Report each line of the data that has "Nuova" somewhere in it.
[Start of Material to process]
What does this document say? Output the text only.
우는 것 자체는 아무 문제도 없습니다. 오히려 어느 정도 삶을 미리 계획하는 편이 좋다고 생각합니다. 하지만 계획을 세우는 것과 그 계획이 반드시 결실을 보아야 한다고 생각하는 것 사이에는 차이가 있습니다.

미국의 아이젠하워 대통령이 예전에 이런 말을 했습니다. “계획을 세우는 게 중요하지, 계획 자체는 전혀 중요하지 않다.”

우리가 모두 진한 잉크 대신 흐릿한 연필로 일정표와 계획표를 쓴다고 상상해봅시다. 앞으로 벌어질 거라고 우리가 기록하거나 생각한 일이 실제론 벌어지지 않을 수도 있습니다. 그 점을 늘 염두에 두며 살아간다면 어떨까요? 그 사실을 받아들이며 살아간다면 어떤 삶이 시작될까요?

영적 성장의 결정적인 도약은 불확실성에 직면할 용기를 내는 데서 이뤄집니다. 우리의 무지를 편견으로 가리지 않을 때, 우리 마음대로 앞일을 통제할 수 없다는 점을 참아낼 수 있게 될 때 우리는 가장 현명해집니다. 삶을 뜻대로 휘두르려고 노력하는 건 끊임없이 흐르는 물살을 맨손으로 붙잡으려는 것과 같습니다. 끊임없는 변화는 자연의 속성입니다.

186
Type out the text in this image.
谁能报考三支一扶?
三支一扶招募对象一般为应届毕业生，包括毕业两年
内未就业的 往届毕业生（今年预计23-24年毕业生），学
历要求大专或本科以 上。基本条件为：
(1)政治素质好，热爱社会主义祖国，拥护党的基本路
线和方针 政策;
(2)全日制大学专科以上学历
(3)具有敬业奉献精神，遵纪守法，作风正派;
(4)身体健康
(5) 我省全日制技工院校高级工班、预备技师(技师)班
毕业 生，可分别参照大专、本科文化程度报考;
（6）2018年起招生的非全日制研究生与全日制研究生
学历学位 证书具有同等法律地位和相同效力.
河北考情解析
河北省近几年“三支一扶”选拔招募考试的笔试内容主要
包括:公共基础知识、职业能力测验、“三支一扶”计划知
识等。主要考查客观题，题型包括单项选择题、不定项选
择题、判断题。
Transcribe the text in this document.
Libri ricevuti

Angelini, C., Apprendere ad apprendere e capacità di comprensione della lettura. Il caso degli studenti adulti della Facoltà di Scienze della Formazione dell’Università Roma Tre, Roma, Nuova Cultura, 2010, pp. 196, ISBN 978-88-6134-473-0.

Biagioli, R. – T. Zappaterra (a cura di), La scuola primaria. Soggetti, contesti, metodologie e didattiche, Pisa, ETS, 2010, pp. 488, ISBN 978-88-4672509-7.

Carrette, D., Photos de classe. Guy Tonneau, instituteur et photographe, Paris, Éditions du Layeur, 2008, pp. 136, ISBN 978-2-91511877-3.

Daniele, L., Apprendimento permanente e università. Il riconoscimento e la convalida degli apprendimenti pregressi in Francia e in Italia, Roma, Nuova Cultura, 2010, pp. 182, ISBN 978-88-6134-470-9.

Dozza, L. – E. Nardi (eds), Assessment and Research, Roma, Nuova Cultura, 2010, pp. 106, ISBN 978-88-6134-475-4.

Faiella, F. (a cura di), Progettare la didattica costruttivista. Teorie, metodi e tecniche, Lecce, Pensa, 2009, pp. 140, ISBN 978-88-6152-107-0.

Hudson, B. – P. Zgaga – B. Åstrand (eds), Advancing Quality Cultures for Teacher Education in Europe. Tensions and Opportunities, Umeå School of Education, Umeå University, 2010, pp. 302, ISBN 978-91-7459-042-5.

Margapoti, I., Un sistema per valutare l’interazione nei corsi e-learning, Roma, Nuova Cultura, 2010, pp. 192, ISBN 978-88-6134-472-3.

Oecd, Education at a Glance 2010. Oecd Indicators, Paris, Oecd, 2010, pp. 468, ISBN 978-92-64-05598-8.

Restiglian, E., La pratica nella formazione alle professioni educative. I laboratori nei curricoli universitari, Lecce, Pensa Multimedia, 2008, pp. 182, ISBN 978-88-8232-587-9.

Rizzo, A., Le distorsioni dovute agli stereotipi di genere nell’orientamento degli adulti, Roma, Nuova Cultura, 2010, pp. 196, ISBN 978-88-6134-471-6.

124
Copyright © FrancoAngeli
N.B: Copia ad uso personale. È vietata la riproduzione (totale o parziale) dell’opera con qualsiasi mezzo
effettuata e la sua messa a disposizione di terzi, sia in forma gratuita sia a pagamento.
[End of Material to process]
§ Exercise response
Angelini, C., Apprendere ad apprendere e capacità di comprensione della lettura. Il caso degli studenti adulti della Facoltà di Scienze della Formazione dell’Università Roma Tre, Roma, Nuova Cultura, 2010, pp. 196, ISBN 978-88-6134-473-0.
Daniele, L., Apprendimento permanente e università. Il riconoscimento e la convalida degli apprendimenti pregressi in Francia e in Italia, Roma, Nuova Cultura, 2010, pp. 182, ISBN 978-88-6134-470-9.
Dozza, L. – E. Nardi (eds), Assessment and Research, Roma, Nuova Cultura, 2010, pp. 106, ISBN 978-88-6134-475-4.
Margapoti, I., Un sistema per valutare l’interazione nei corsi e-learning, Roma, Nuova Cultura, 2010, pp. 192, ISBN 978-88-6134-472-3.
Rizzo, A., Le distorsioni dovute agli stereotipi di genere nell’orientamento degli adulti, Roma, Nuova Cultura, 2010, pp. 196, ISBN 978-88-6134-471-6.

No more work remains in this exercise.